─── Recorded information ───

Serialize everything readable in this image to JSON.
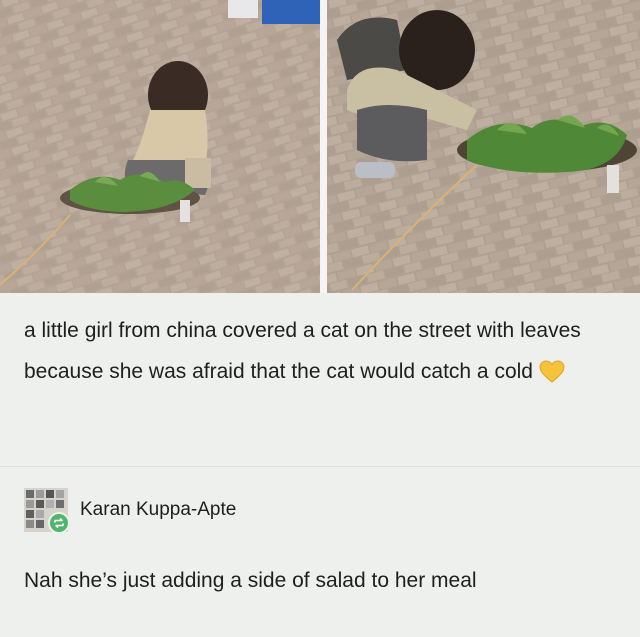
{
  "post": {
    "text": "a little girl from china covered a cat on the street with leaves because she was afraid that the cat would catch a cold",
    "emoji": "yellow-heart"
  },
  "reply": {
    "username": "Karan Kuppa-Apte",
    "text": "Nah she’s just adding a side of salad to her meal"
  },
  "icons": {
    "reblog": "reblog-icon",
    "heart": "yellow-heart-icon"
  },
  "colors": {
    "background": "#eef0ee",
    "text": "#1e1e1e",
    "reblog_badge": "#4fb66b",
    "heart": "#f5c33b"
  }
}
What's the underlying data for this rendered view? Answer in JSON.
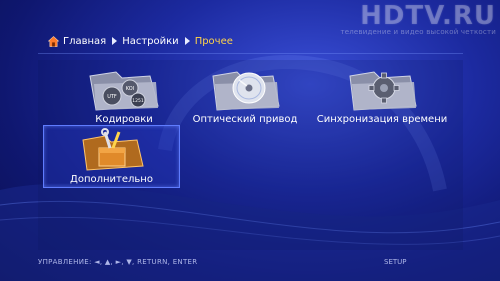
{
  "watermark": {
    "logo": "HDTV.RU",
    "subtitle": "телевидение и видео высокой четкости"
  },
  "breadcrumb": {
    "home": "Главная",
    "settings": "Настройки",
    "current": "Прочее"
  },
  "tiles": [
    {
      "label": "Кодировки",
      "icon": "encoding-icon"
    },
    {
      "label": "Оптический привод",
      "icon": "disc-icon"
    },
    {
      "label": "Синхронизация времени",
      "icon": "gear-icon"
    },
    {
      "label": "Дополнительно",
      "icon": "toolbox-icon",
      "selected": true
    }
  ],
  "footer": {
    "hint": "УПРАВЛЕНИЕ:  ◄, ▲, ►, ▼, RETURN, ENTER",
    "right": "SETUP"
  },
  "colors": {
    "accent": "#ffd44a",
    "background": "#1c2aa0",
    "selection_border": "#5f7cff"
  }
}
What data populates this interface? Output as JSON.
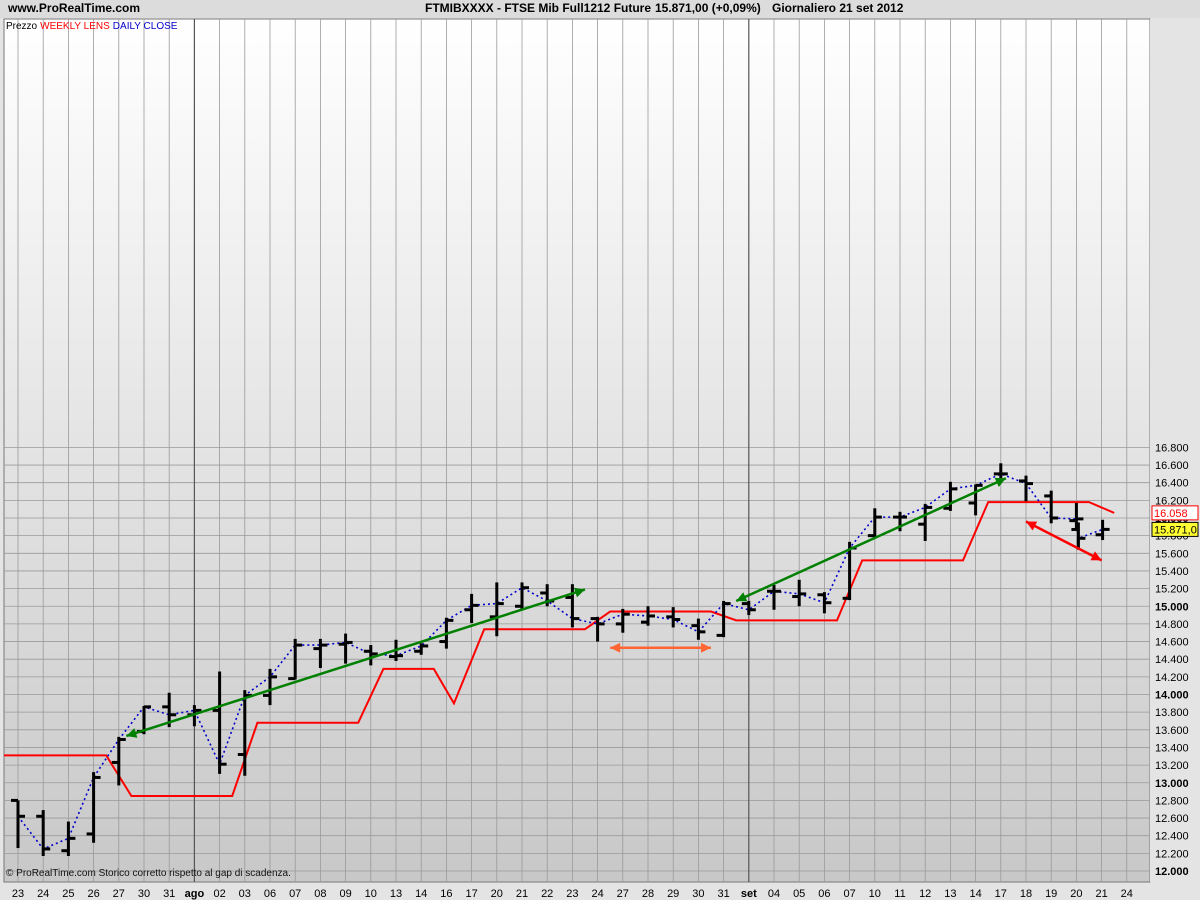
{
  "header": {
    "site": "www.ProRealTime.com",
    "title": "FTMIBXXXX - FTSE Mib Full1212 Future",
    "price_info": "15.871,00 (+0,09%)",
    "period_info": "Giornaliero  21 set 2012"
  },
  "legend": {
    "label": "Prezzo",
    "weekly_lens": "WEEKLY LENS",
    "daily_close": "DAILY CLOSE",
    "weekly_color": "#ff0000",
    "daily_color": "#0000cc"
  },
  "footer": {
    "note": "© ProRealTime.com  Storico corretto rispetto al gap di scadenza."
  },
  "price_labels": {
    "weekly_lens_last": "16.058",
    "last_close": "15.871,0"
  },
  "chart_data": {
    "type": "ohlc",
    "x_tick_labels": [
      "23",
      "24",
      "25",
      "26",
      "27",
      "30",
      "31",
      "ago",
      "02",
      "03",
      "06",
      "07",
      "08",
      "09",
      "10",
      "13",
      "14",
      "16",
      "17",
      "20",
      "21",
      "22",
      "23",
      "24",
      "27",
      "28",
      "29",
      "30",
      "31",
      "set",
      "04",
      "05",
      "06",
      "07",
      "10",
      "11",
      "12",
      "13",
      "14",
      "17",
      "18",
      "19",
      "20",
      "21",
      "24"
    ],
    "bold_x_labels": [
      "ago",
      "set"
    ],
    "y_ticks": [
      12000,
      12200,
      12400,
      12600,
      12800,
      13000,
      13200,
      13400,
      13600,
      13800,
      14000,
      14200,
      14400,
      14600,
      14800,
      15000,
      15200,
      15400,
      15600,
      15800,
      16000,
      16200,
      16400,
      16600,
      16800
    ],
    "y_tick_labels": [
      "12.000",
      "12.200",
      "12.400",
      "12.600",
      "12.800",
      "13.000",
      "13.200",
      "13.400",
      "13.600",
      "13.800",
      "14.000",
      "14.200",
      "14.400",
      "14.600",
      "14.800",
      "15.000",
      "15.200",
      "15.400",
      "15.600",
      "15.800",
      "16.000",
      "16.200",
      "16.400",
      "16.600",
      "16.800"
    ],
    "bold_y_ticks": [
      12000,
      13000,
      14000,
      15000,
      16000
    ],
    "ylim": [
      12000,
      16850
    ],
    "bars": [
      {
        "x": "23",
        "o": 12800,
        "h": 12800,
        "l": 12260,
        "c": 12620
      },
      {
        "x": "24",
        "o": 12620,
        "h": 12690,
        "l": 12170,
        "c": 12250
      },
      {
        "x": "25",
        "o": 12230,
        "h": 12560,
        "l": 12170,
        "c": 12370
      },
      {
        "x": "26",
        "o": 12420,
        "h": 13120,
        "l": 12320,
        "c": 13060
      },
      {
        "x": "27",
        "o": 13230,
        "h": 13520,
        "l": 12970,
        "c": 13490
      },
      {
        "x": "30",
        "o": 13580,
        "h": 13870,
        "l": 13550,
        "c": 13860
      },
      {
        "x": "31",
        "o": 13860,
        "h": 14020,
        "l": 13630,
        "c": 13770
      },
      {
        "x": "ago",
        "o": 13770,
        "h": 13880,
        "l": 13640,
        "c": 13820
      },
      {
        "x": "02",
        "o": 13820,
        "h": 14260,
        "l": 13100,
        "c": 13210
      },
      {
        "x": "03",
        "o": 13320,
        "h": 14050,
        "l": 13080,
        "c": 13990
      },
      {
        "x": "06",
        "o": 13990,
        "h": 14290,
        "l": 13880,
        "c": 14200
      },
      {
        "x": "07",
        "o": 14180,
        "h": 14630,
        "l": 14170,
        "c": 14560
      },
      {
        "x": "08",
        "o": 14520,
        "h": 14630,
        "l": 14300,
        "c": 14560
      },
      {
        "x": "09",
        "o": 14570,
        "h": 14690,
        "l": 14350,
        "c": 14590
      },
      {
        "x": "10",
        "o": 14490,
        "h": 14560,
        "l": 14330,
        "c": 14460
      },
      {
        "x": "13",
        "o": 14430,
        "h": 14620,
        "l": 14380,
        "c": 14440
      },
      {
        "x": "14",
        "o": 14490,
        "h": 14580,
        "l": 14450,
        "c": 14550
      },
      {
        "x": "16",
        "o": 14600,
        "h": 14870,
        "l": 14520,
        "c": 14840
      },
      {
        "x": "17",
        "o": 14960,
        "h": 15140,
        "l": 14810,
        "c": 15010
      },
      {
        "x": "20",
        "o": 14880,
        "h": 15270,
        "l": 14660,
        "c": 15030
      },
      {
        "x": "21",
        "o": 15000,
        "h": 15270,
        "l": 14960,
        "c": 15210
      },
      {
        "x": "22",
        "o": 15150,
        "h": 15250,
        "l": 15000,
        "c": 15060
      },
      {
        "x": "23",
        "o": 15100,
        "h": 15250,
        "l": 14760,
        "c": 14860
      },
      {
        "x": "24",
        "o": 14860,
        "h": 14880,
        "l": 14600,
        "c": 14800
      },
      {
        "x": "27",
        "o": 14800,
        "h": 14970,
        "l": 14700,
        "c": 14910
      },
      {
        "x": "28",
        "o": 14820,
        "h": 15000,
        "l": 14780,
        "c": 14890
      },
      {
        "x": "29",
        "o": 14880,
        "h": 14990,
        "l": 14760,
        "c": 14850
      },
      {
        "x": "30",
        "o": 14780,
        "h": 14860,
        "l": 14620,
        "c": 14710
      },
      {
        "x": "31",
        "o": 14670,
        "h": 15060,
        "l": 14650,
        "c": 15030
      },
      {
        "x": "set",
        "o": 15030,
        "h": 15060,
        "l": 14900,
        "c": 14960
      },
      {
        "x": "04",
        "o": 15170,
        "h": 15240,
        "l": 14960,
        "c": 15170
      },
      {
        "x": "05",
        "o": 15110,
        "h": 15300,
        "l": 15000,
        "c": 15140
      },
      {
        "x": "06",
        "o": 15130,
        "h": 15160,
        "l": 14920,
        "c": 15040
      },
      {
        "x": "07",
        "o": 15090,
        "h": 15730,
        "l": 15070,
        "c": 15660
      },
      {
        "x": "10",
        "o": 15800,
        "h": 16110,
        "l": 15780,
        "c": 16010
      },
      {
        "x": "11",
        "o": 16010,
        "h": 16070,
        "l": 15850,
        "c": 16010
      },
      {
        "x": "12",
        "o": 15930,
        "h": 16160,
        "l": 15740,
        "c": 16120
      },
      {
        "x": "13",
        "o": 16110,
        "h": 16410,
        "l": 16080,
        "c": 16330
      },
      {
        "x": "14",
        "o": 16170,
        "h": 16380,
        "l": 16030,
        "c": 16370
      },
      {
        "x": "17",
        "o": 16500,
        "h": 16620,
        "l": 16450,
        "c": 16500
      },
      {
        "x": "18",
        "o": 16420,
        "h": 16480,
        "l": 16190,
        "c": 16390
      },
      {
        "x": "19",
        "o": 16250,
        "h": 16310,
        "l": 15940,
        "c": 16000
      },
      {
        "x": "20",
        "o": 15970,
        "h": 16170,
        "l": 15860,
        "c": 15990
      },
      {
        "x": "21",
        "o": 15870,
        "h": 15950,
        "l": 15640,
        "c": 15770
      },
      {
        "x": "21b",
        "o": 15810,
        "h": 15980,
        "l": 15750,
        "c": 15871
      }
    ],
    "weekly_lens": [
      {
        "i": 0,
        "y": 13310
      },
      {
        "i": 3.5,
        "y": 13310
      },
      {
        "i": 4.5,
        "y": 12850
      },
      {
        "i": 8.5,
        "y": 12850
      },
      {
        "i": 9.5,
        "y": 13680
      },
      {
        "i": 13.5,
        "y": 13680
      },
      {
        "i": 14.5,
        "y": 14290
      },
      {
        "i": 16.5,
        "y": 14290
      },
      {
        "i": 17.3,
        "y": 13900
      },
      {
        "i": 18.5,
        "y": 14740
      },
      {
        "i": 22.5,
        "y": 14740
      },
      {
        "i": 23.5,
        "y": 14940
      },
      {
        "i": 27.5,
        "y": 14940
      },
      {
        "i": 28.5,
        "y": 14840
      },
      {
        "i": 32.5,
        "y": 14840
      },
      {
        "i": 33.5,
        "y": 15520
      },
      {
        "i": 37.5,
        "y": 15520
      },
      {
        "i": 38.5,
        "y": 16180
      },
      {
        "i": 42.5,
        "y": 16180
      },
      {
        "i": 43.5,
        "y": 16058
      }
    ],
    "trend_lines": [
      {
        "color": "#008000",
        "from": {
          "i": 4.3,
          "y": 13530
        },
        "to": {
          "i": 22.5,
          "y": 15190
        }
      },
      {
        "color": "#ff6633",
        "from": {
          "i": 23.5,
          "y": 14530
        },
        "to": {
          "i": 27.5,
          "y": 14530
        }
      },
      {
        "color": "#008000",
        "from": {
          "i": 28.5,
          "y": 15060
        },
        "to": {
          "i": 39.2,
          "y": 16450
        }
      },
      {
        "color": "#ff0000",
        "from": {
          "i": 40,
          "y": 15960
        },
        "to": {
          "i": 43,
          "y": 15520
        }
      }
    ]
  }
}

───

Short problem >>
Only lines that contain the word "heart" are wanted; copy each of them.

Written reply >>
    "emoji": "yellow-heart"
    "heart": "yellow-heart-icon"
    "heart": "#f5c33b"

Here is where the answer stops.